*Your goal*:
Reproduce every entry exactly, without alteration.

*Listed records*:
· · · · · · ·

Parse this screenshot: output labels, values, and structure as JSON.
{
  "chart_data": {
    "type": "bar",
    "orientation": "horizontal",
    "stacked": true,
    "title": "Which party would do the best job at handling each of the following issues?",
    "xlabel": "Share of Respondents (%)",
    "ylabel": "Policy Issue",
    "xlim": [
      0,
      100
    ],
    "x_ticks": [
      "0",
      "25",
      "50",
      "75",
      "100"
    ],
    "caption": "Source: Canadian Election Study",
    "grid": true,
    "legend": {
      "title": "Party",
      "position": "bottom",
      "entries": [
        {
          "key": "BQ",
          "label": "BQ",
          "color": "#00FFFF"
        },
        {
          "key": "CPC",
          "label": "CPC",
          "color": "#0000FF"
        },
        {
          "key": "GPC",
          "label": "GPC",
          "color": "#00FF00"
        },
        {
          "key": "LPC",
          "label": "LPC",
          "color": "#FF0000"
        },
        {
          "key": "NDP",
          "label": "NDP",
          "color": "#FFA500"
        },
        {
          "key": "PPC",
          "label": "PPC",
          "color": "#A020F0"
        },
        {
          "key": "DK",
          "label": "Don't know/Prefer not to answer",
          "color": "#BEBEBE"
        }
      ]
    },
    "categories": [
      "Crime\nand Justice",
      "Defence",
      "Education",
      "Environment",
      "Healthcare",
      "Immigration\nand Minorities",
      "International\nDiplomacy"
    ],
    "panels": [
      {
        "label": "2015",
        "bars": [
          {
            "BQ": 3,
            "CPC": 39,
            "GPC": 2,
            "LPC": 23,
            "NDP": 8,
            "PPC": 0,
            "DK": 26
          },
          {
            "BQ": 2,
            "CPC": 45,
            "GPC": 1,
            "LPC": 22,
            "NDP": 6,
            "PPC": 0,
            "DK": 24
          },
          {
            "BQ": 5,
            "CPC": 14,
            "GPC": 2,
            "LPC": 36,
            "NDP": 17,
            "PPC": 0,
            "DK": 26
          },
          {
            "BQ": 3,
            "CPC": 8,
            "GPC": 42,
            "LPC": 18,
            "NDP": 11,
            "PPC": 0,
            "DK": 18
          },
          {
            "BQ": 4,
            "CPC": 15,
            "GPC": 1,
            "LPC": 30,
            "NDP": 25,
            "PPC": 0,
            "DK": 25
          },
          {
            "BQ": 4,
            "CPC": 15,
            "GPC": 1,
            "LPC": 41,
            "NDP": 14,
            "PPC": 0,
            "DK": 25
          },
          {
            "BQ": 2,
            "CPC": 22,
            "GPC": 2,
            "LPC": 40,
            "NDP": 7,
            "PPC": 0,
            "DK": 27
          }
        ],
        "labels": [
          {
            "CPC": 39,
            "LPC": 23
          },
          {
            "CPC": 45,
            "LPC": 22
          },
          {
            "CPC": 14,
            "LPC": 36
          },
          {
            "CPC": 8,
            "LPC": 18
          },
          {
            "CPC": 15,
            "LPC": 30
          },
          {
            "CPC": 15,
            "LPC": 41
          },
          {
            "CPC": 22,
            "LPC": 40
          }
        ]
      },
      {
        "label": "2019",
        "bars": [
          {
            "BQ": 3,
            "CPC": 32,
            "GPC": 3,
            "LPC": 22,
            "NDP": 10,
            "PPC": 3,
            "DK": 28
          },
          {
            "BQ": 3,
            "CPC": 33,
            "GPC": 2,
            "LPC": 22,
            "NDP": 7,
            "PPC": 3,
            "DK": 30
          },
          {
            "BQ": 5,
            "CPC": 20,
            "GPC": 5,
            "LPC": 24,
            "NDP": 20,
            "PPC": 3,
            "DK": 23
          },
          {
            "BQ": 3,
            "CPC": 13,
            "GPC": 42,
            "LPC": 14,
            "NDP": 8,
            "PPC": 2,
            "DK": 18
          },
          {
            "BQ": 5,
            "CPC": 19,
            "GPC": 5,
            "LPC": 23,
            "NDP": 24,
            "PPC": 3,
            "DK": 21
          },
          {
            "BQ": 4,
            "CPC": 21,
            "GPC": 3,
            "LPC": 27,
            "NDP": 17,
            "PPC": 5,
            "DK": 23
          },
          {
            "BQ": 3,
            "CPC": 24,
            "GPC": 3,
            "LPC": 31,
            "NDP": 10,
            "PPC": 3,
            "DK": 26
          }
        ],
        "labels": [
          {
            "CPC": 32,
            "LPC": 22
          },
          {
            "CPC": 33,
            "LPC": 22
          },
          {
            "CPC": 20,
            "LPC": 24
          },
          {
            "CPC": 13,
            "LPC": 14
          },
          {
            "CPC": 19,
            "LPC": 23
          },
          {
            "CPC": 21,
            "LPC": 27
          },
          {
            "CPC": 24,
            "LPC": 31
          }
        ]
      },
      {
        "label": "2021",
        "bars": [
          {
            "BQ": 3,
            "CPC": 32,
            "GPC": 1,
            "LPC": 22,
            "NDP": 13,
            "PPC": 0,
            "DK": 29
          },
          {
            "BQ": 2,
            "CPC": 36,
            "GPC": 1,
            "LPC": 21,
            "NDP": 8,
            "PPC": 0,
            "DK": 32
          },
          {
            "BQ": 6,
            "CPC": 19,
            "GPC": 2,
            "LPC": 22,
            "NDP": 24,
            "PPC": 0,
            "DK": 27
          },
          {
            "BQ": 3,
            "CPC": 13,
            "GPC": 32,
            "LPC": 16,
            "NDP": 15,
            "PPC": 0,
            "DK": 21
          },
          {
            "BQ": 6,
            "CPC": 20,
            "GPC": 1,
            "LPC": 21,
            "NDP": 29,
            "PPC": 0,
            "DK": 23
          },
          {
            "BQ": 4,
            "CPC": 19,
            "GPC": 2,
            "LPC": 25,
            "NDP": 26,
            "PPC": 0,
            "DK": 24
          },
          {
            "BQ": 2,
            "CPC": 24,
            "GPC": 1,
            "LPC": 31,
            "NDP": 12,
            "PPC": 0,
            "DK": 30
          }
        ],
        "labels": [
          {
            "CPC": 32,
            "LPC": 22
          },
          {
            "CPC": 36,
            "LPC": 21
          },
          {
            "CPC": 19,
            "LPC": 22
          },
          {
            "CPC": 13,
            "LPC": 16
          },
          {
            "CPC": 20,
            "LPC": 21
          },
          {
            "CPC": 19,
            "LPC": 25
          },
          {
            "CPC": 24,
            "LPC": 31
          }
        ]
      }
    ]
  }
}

· · · · · · ·

*Answer to this exercise*:
Parse this screenshot: output labels, values, and structure as JSON.
{
  "chart_data": {
    "type": "bar",
    "orientation": "horizontal",
    "stacked": true,
    "title": "Which party would do the best job at handling each of the following issues?",
    "xlabel": "Share of Respondents (%)",
    "ylabel": "Policy Issue",
    "xlim": [
      0,
      100
    ],
    "x_ticks": [
      "0",
      "25",
      "50",
      "75",
      "100"
    ],
    "caption": "Source: Canadian Election Study",
    "grid": true,
    "legend": {
      "title": "Party",
      "position": "bottom",
      "entries": [
        {
          "key": "BQ",
          "label": "BQ",
          "color": "#00FFFF"
        },
        {
          "key": "CPC",
          "label": "CPC",
          "color": "#0000FF"
        },
        {
          "key": "GPC",
          "label": "GPC",
          "color": "#00FF00"
        },
        {
          "key": "LPC",
          "label": "LPC",
          "color": "#FF0000"
        },
        {
          "key": "NDP",
          "label": "NDP",
          "color": "#FFA500"
        },
        {
          "key": "PPC",
          "label": "PPC",
          "color": "#A020F0"
        },
        {
          "key": "DK",
          "label": "Don't know/Prefer not to answer",
          "color": "#BEBEBE"
        }
      ]
    },
    "categories": [
      "Crime\nand Justice",
      "Defence",
      "Education",
      "Environment",
      "Healthcare",
      "Immigration\nand Minorities",
      "International\nDiplomacy"
    ],
    "panels": [
      {
        "label": "2015",
        "bars": [
          {
            "BQ": 3,
            "CPC": 39,
            "GPC": 2,
            "LPC": 23,
            "NDP": 8,
            "PPC": 0,
            "DK": 26
          },
          {
            "BQ": 2,
            "CPC": 45,
            "GPC": 1,
            "LPC": 22,
            "NDP": 6,
            "PPC": 0,
            "DK": 24
          },
          {
            "BQ": 5,
            "CPC": 14,
            "GPC": 2,
            "LPC": 36,
            "NDP": 17,
            "PPC": 0,
            "DK": 26
          },
          {
            "BQ": 3,
            "CPC": 8,
            "GPC": 42,
            "LPC": 18,
            "NDP": 11,
            "PPC": 0,
            "DK": 18
          },
          {
            "BQ": 4,
            "CPC": 15,
            "GPC": 1,
            "LPC": 30,
            "NDP": 25,
            "PPC": 0,
            "DK": 25
          },
          {
            "BQ": 4,
            "CPC": 15,
            "GPC": 1,
            "LPC": 41,
            "NDP": 14,
            "PPC": 0,
            "DK": 25
          },
          {
            "BQ": 2,
            "CPC": 22,
            "GPC": 2,
            "LPC": 40,
            "NDP": 7,
            "PPC": 0,
            "DK": 27
          }
        ],
        "labels": [
          {
            "CPC": 39,
            "LPC": 23
          },
          {
            "CPC": 45,
            "LPC": 22
          },
          {
            "CPC": 14,
            "LPC": 36
          },
          {
            "CPC": 8,
            "LPC": 18
          },
          {
            "CPC": 15,
            "LPC": 30
          },
          {
            "CPC": 15,
            "LPC": 41
          },
          {
            "CPC": 22,
            "LPC": 40
          }
        ]
      },
      {
        "label": "2019",
        "bars": [
          {
            "BQ": 3,
            "CPC": 32,
            "GPC": 3,
            "LPC": 22,
            "NDP": 10,
            "PPC": 3,
            "DK": 28
          },
          {
            "BQ": 3,
            "CPC": 33,
            "GPC": 2,
            "LPC": 22,
            "NDP": 7,
            "PPC": 3,
            "DK": 30
          },
          {
            "BQ": 5,
            "CPC": 20,
            "GPC": 5,
            "LPC": 24,
            "NDP": 20,
            "PPC": 3,
            "DK": 23
          },
          {
            "BQ": 3,
            "CPC": 13,
            "GPC": 42,
            "LPC": 14,
            "NDP": 8,
            "PPC": 2,
            "DK": 18
          },
          {
            "BQ": 5,
            "CPC": 19,
            "GPC": 5,
            "LPC": 23,
            "NDP": 24,
            "PPC": 3,
            "DK": 21
          },
          {
            "BQ": 4,
            "CPC": 21,
            "GPC": 3,
            "LPC": 27,
            "NDP": 17,
            "PPC": 5,
            "DK": 23
          },
          {
            "BQ": 3,
            "CPC": 24,
            "GPC": 3,
            "LPC": 31,
            "NDP": 10,
            "PPC": 3,
            "DK": 26
          }
        ],
        "labels": [
          {
            "CPC": 32,
            "LPC": 22
          },
          {
            "CPC": 33,
            "LPC": 22
          },
          {
            "CPC": 20,
            "LPC": 24
          },
          {
            "CPC": 13,
            "LPC": 14
          },
          {
            "CPC": 19,
            "LPC": 23
          },
          {
            "CPC": 21,
            "LPC": 27
          },
          {
            "CPC": 24,
            "LPC": 31
          }
        ]
      },
      {
        "label": "2021",
        "bars": [
          {
            "BQ": 3,
            "CPC": 32,
            "GPC": 1,
            "LPC": 22,
            "NDP": 13,
            "PPC": 0,
            "DK": 29
          },
          {
            "BQ": 2,
            "CPC": 36,
            "GPC": 1,
            "LPC": 21,
            "NDP": 8,
            "PPC": 0,
            "DK": 32
          },
          {
            "BQ": 6,
            "CPC": 19,
            "GPC": 2,
            "LPC": 22,
            "NDP": 24,
            "PPC": 0,
            "DK": 27
          },
          {
            "BQ": 3,
            "CPC": 13,
            "GPC": 32,
            "LPC": 16,
            "NDP": 15,
            "PPC": 0,
            "DK": 21
          },
          {
            "BQ": 6,
            "CPC": 20,
            "GPC": 1,
            "LPC": 21,
            "NDP": 29,
            "PPC": 0,
            "DK": 23
          },
          {
            "BQ": 4,
            "CPC": 19,
            "GPC": 2,
            "LPC": 25,
            "NDP": 26,
            "PPC": 0,
            "DK": 24
          },
          {
            "BQ": 2,
            "CPC": 24,
            "GPC": 1,
            "LPC": 31,
            "NDP": 12,
            "PPC": 0,
            "DK": 30
          }
        ],
        "labels": [
          {
            "CPC": 32,
            "LPC": 22
          },
          {
            "CPC": 36,
            "LPC": 21
          },
          {
            "CPC": 19,
            "LPC": 22
          },
          {
            "CPC": 13,
            "LPC": 16
          },
          {
            "CPC": 20,
            "LPC": 21
          },
          {
            "CPC": 19,
            "LPC": 25
          },
          {
            "CPC": 24,
            "LPC": 31
          }
        ]
      }
    ]
  }
}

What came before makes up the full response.